■ Task objective: Check every line of the material below for the string "лучше", and return the ones that have it.

■ Dataset entries:
^^^^^^^^
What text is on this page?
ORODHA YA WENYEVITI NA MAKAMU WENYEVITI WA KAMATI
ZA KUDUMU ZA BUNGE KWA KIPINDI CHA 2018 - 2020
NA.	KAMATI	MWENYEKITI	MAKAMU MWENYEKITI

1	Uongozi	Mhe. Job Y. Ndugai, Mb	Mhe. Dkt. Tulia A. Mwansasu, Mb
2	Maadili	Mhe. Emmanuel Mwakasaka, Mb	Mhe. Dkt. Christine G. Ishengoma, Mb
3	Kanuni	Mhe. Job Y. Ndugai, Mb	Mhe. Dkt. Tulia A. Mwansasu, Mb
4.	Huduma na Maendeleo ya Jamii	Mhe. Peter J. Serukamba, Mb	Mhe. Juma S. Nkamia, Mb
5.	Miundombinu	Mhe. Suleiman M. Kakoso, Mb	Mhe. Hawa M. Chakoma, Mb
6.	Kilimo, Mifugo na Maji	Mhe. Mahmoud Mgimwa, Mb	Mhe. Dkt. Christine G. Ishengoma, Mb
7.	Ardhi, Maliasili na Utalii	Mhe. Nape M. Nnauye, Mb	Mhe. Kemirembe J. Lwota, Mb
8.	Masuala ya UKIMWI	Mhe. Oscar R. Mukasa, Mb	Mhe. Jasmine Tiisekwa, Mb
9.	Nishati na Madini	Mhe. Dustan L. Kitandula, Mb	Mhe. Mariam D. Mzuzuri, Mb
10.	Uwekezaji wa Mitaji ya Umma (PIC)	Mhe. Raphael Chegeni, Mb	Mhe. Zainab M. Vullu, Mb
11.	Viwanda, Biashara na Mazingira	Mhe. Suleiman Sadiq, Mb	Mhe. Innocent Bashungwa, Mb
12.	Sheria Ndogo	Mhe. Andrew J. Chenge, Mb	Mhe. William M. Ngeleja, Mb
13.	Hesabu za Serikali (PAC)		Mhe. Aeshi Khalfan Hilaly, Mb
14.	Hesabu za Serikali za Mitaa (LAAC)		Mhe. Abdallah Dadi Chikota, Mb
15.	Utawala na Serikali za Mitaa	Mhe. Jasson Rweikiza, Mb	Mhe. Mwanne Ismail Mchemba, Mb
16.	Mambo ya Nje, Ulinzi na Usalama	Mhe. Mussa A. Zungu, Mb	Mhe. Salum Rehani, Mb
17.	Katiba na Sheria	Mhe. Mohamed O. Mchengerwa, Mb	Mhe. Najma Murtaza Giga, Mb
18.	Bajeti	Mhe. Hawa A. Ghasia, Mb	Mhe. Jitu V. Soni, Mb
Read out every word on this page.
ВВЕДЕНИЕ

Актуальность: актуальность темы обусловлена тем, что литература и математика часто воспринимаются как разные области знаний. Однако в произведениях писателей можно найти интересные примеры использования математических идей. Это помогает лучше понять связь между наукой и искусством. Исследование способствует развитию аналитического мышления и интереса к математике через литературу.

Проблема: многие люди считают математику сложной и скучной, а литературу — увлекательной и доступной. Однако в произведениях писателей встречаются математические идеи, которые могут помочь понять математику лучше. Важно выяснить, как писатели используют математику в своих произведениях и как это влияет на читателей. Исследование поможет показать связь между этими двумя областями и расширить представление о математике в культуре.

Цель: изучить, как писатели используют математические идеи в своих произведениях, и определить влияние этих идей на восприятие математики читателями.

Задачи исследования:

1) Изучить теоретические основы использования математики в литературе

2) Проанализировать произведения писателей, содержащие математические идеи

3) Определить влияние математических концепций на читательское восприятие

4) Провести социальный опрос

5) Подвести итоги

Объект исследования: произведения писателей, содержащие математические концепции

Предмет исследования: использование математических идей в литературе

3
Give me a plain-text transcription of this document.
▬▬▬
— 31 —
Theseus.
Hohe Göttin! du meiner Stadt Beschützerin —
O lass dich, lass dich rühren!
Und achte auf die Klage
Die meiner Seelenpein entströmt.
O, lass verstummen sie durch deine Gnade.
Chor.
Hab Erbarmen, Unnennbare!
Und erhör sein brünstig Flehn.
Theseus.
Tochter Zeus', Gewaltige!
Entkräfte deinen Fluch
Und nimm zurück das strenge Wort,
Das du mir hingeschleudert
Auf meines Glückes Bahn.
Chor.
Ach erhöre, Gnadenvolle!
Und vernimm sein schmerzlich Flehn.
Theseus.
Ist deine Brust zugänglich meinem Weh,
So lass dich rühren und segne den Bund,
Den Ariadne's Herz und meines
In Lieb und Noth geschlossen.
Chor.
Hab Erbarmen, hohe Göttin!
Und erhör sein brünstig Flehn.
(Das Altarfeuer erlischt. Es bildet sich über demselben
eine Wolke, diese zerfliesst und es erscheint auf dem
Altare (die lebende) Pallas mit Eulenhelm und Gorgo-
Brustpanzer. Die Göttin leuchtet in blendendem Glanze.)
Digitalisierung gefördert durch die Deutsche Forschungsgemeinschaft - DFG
^^^^^^^^
■ The reply:
Актуальность: актуальность темы обусловлена тем, что литература и математика часто воспринимаются как разные области знаний. Однако в произведениях писателей можно найти интересные примеры использования математических идей. Это помогает лучше понять связь между наукой и искусством. Исследование способствует развитию аналитического мышления и интереса к математике через литературу.
Проблема: многие люди считают математику сложной и скучной, а литературу — увлекательной и доступной. Однако в произведениях писателей встречаются математические идеи, которые могут помочь понять математику лучше. Важно выяснить, как писатели используют математику в своих произведениях и как это влияет на читателей. Исследование поможет показать связь между этими двумя областями и расширить представление о математике в культуре.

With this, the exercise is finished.